◆ GOAL
Every record must be transcribed in its entirety, apart from the images, which are to be omitted.

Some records
((
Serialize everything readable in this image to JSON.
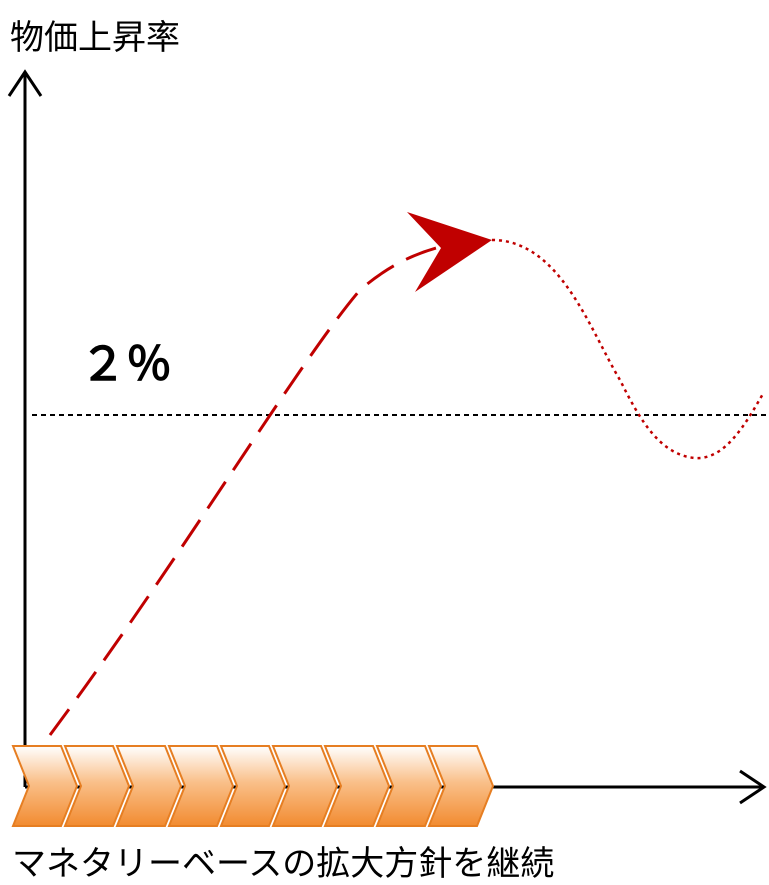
{
  "y_axis": {
    "label": "物価上昇率"
  },
  "x_axis": {
    "label": "マネタリーベースの拡大方針を継続"
  },
  "target": {
    "label": "２％"
  },
  "colors": {
    "axis": "#000000",
    "target_line": "#000000",
    "trend_curve": "#c00000",
    "arrowhead": "#c00000",
    "chevron_fill_top": "#ffffff",
    "chevron_fill_bottom": "#f28b30",
    "chevron_stroke": "#e67e22"
  },
  "chevrons": {
    "count": 9
  }
}
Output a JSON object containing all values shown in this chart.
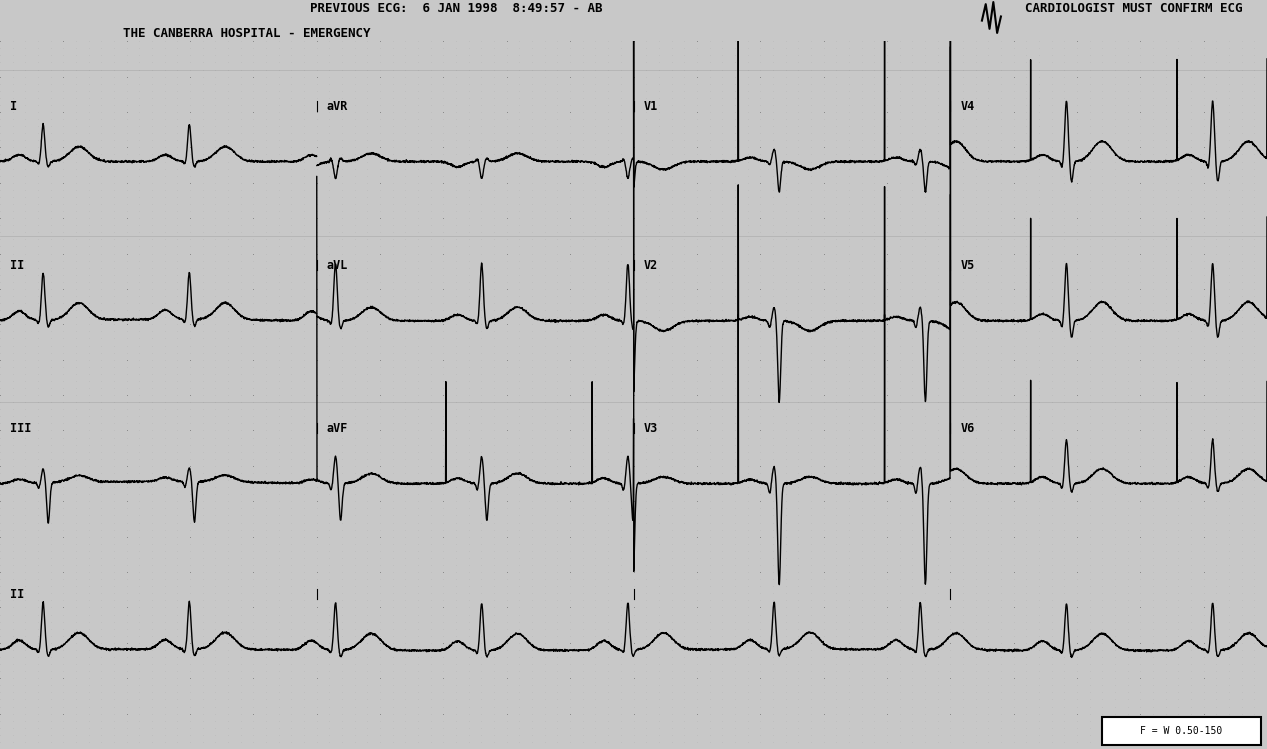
))
◆ WRITTEN SOLUTION
Serialize everything readable in this image to JSON.
{
  "y_axis": {
    "label": "物価上昇率"
  },
  "x_axis": {
    "label": "マネタリーベースの拡大方針を継続"
  },
  "target": {
    "label": "２％"
  },
  "colors": {
    "axis": "#000000",
    "target_line": "#000000",
    "trend_curve": "#c00000",
    "arrowhead": "#c00000",
    "chevron_fill_top": "#ffffff",
    "chevron_fill_bottom": "#f28b30",
    "chevron_stroke": "#e67e22"
  },
  "chevrons": {
    "count": 9
  }
}
Output a JSON object containing all values shown in this chart.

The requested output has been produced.